Exercise materials:
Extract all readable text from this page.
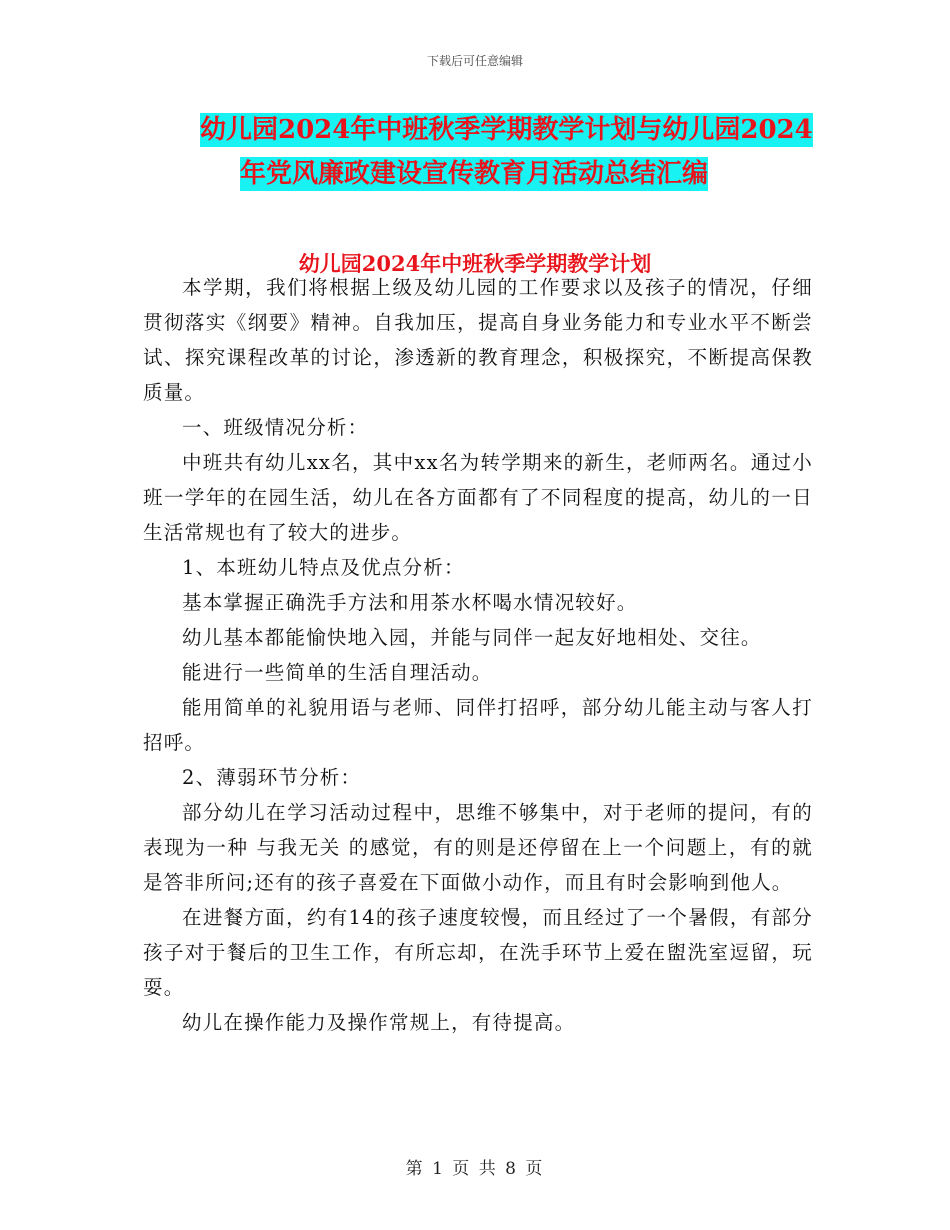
下载后可任意编辑
幼儿园2024年中班秋季学期教学计划与幼儿园2024
年党风廉政建设宣传教育月活动总结汇编
幼儿园2024年中班秋季学期教学计划

本学期，我们将根据上级及幼儿园的工作要求以及孩子的情况，仔细贯彻落实《纲要》精神。自我加压，提高自身业务能力和专业水平不断尝试、探究课程改革的讨论，渗透新的教育理念，积极探究，不断提高保教质量。

一、班级情况分析：

中班共有幼儿xx名，其中xx名为转学期来的新生，老师两名。通过小班一学年的在园生活，幼儿在各方面都有了不同程度的提高，幼儿的一日生活常规也有了较大的进步。

1、本班幼儿特点及优点分析：

基本掌握正确洗手方法和用茶水杯喝水情况较好。

幼儿基本都能愉快地入园，并能与同伴一起友好地相处、交往。

能进行一些简单的生活自理活动。

能用简单的礼貌用语与老师、同伴打招呼，部分幼儿能主动与客人打招呼。

2、薄弱环节分析：

部分幼儿在学习活动过程中，思维不够集中，对于老师的提问，有的表现为一种 与我无关 的感觉，有的则是还停留在上一个问题上，有的就是答非所问;还有的孩子喜爱在下面做小动作，而且有时会影响到他人。

在进餐方面，约有14的孩子速度较慢，而且经过了一个暑假，有部分孩子对于餐后的卫生工作，有所忘却，在洗手环节上爱在盥洗室逗留，玩耍。

幼儿在操作能力及操作常规上，有待提高。

第 1 页 共 8 页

Exercise instructions:
Every line above should be returned exactly; the pictures stay out.

Problem solution:
Extract all readable text from this page.
下载后可任意编辑
幼儿园2024年中班秋季学期教学计划与幼儿园2024
年党风廉政建设宣传教育月活动总结汇编
幼儿园2024年中班秋季学期教学计划

本学期，我们将根据上级及幼儿园的工作要求以及孩子的情况，仔细贯彻落实《纲要》精神。自我加压，提高自身业务能力和专业水平不断尝试、探究课程改革的讨论，渗透新的教育理念，积极探究，不断提高保教质量。

一、班级情况分析：

中班共有幼儿xx名，其中xx名为转学期来的新生，老师两名。通过小班一学年的在园生活，幼儿在各方面都有了不同程度的提高，幼儿的一日生活常规也有了较大的进步。

1、本班幼儿特点及优点分析：

基本掌握正确洗手方法和用茶水杯喝水情况较好。

幼儿基本都能愉快地入园，并能与同伴一起友好地相处、交往。

能进行一些简单的生活自理活动。

能用简单的礼貌用语与老师、同伴打招呼，部分幼儿能主动与客人打招呼。

2、薄弱环节分析：

部分幼儿在学习活动过程中，思维不够集中，对于老师的提问，有的表现为一种 与我无关 的感觉，有的则是还停留在上一个问题上，有的就是答非所问;还有的孩子喜爱在下面做小动作，而且有时会影响到他人。

在进餐方面，约有14的孩子速度较慢，而且经过了一个暑假，有部分孩子对于餐后的卫生工作，有所忘却，在洗手环节上爱在盥洗室逗留，玩耍。

幼儿在操作能力及操作常规上，有待提高。

第 1 页 共 8 页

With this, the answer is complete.